» REQUIREMENT: Copy out every line containing the word "package".

>> begin DATASET ROWS

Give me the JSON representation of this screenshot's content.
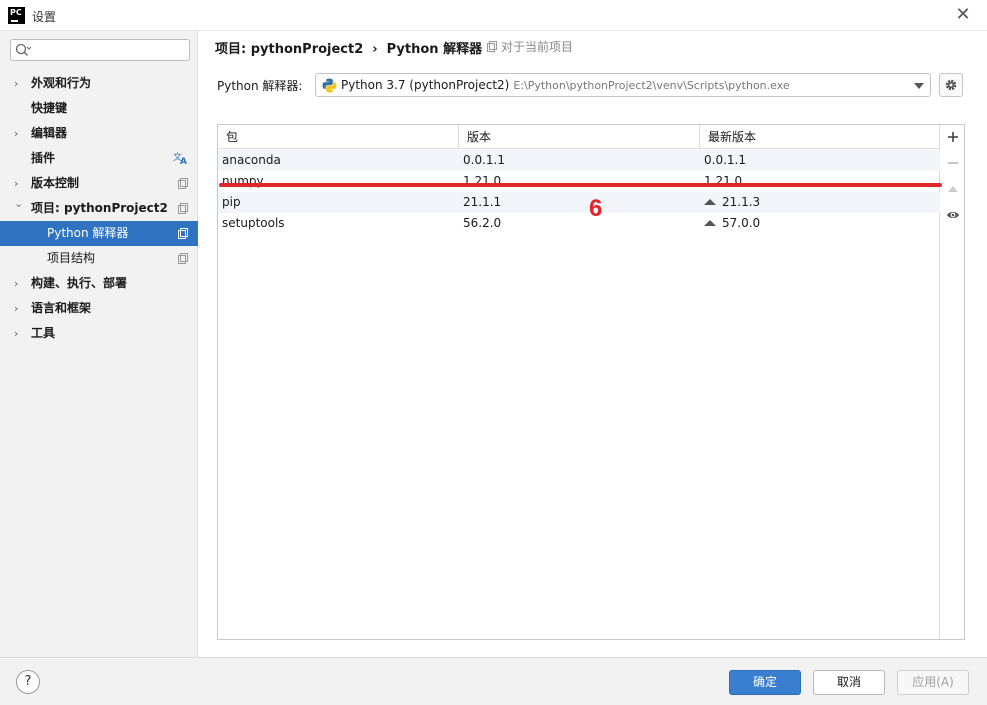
{
  "window": {
    "title": "设置",
    "logo": "PC"
  },
  "search": {
    "placeholder": ""
  },
  "sidebar": {
    "items": [
      {
        "label": "外观和行为"
      },
      {
        "label": "快捷键"
      },
      {
        "label": "编辑器"
      },
      {
        "label": "插件"
      },
      {
        "label": "版本控制"
      },
      {
        "label": "项目: pythonProject2"
      },
      {
        "label": "Python 解释器"
      },
      {
        "label": "项目结构"
      },
      {
        "label": "构建、执行、部署"
      },
      {
        "label": "语言和框架"
      },
      {
        "label": "工具"
      }
    ]
  },
  "breadcrumb": {
    "project": "项目: pythonProject2",
    "sep": "›",
    "page": "Python 解释器",
    "hint": "对于当前项目"
  },
  "interpreter": {
    "label": "Python 解释器:",
    "name": "Python 3.7 (pythonProject2)",
    "path": "E:\\Python\\pythonProject2\\venv\\Scripts\\python.exe"
  },
  "table": {
    "columns": [
      "包",
      "版本",
      "最新版本"
    ],
    "rows": [
      {
        "package": "anaconda",
        "version": "0.0.1.1",
        "latest": "0.0.1.1"
      },
      {
        "package": "numpy",
        "version": "1.21.0",
        "latest": "1.21.0"
      },
      {
        "package": "pip",
        "version": "21.1.1",
        "latest": "21.1.3"
      },
      {
        "package": "setuptools",
        "version": "56.2.0",
        "latest": "57.0.0"
      }
    ]
  },
  "annotation": {
    "text": "6",
    "color": "#e0252d"
  },
  "footer": {
    "help": "?",
    "ok": "确定",
    "cancel": "取消",
    "apply": "应用(A)"
  },
  "colors": {
    "accent": "#2f73c0",
    "ok_button": "#3a7ecf"
  }
}
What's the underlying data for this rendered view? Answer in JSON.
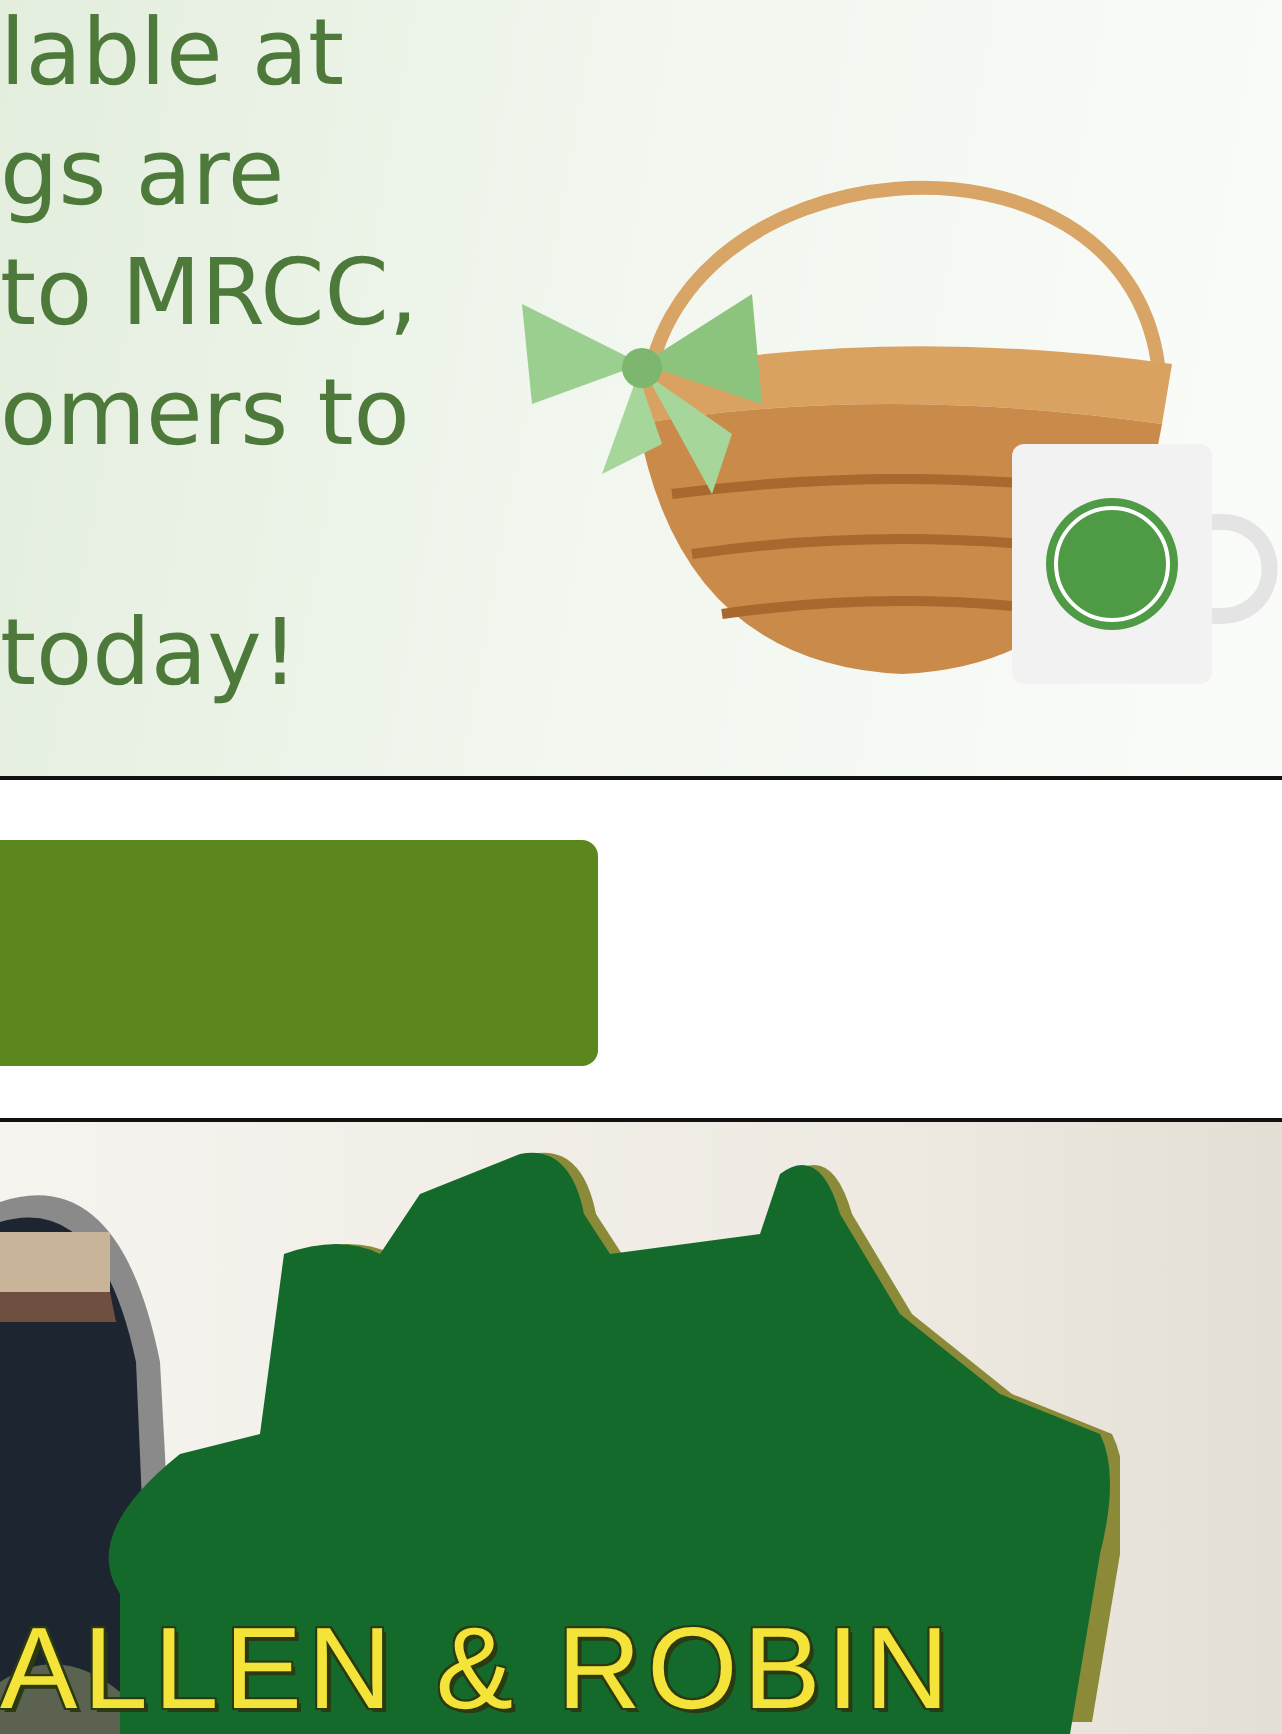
{
  "promo_banner": {
    "text": "lable at\ngs are\nto MRCC,\nomers to\n\ntoday!"
  },
  "event_banner": {
    "title": "ALLEN & ROBIN"
  }
}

>> end DATASET ROWS

» CORRECT RESPONSE:
        "package": "anaconda",
        "package": "numpy",
        "package": "pip",
        "package": "setuptools",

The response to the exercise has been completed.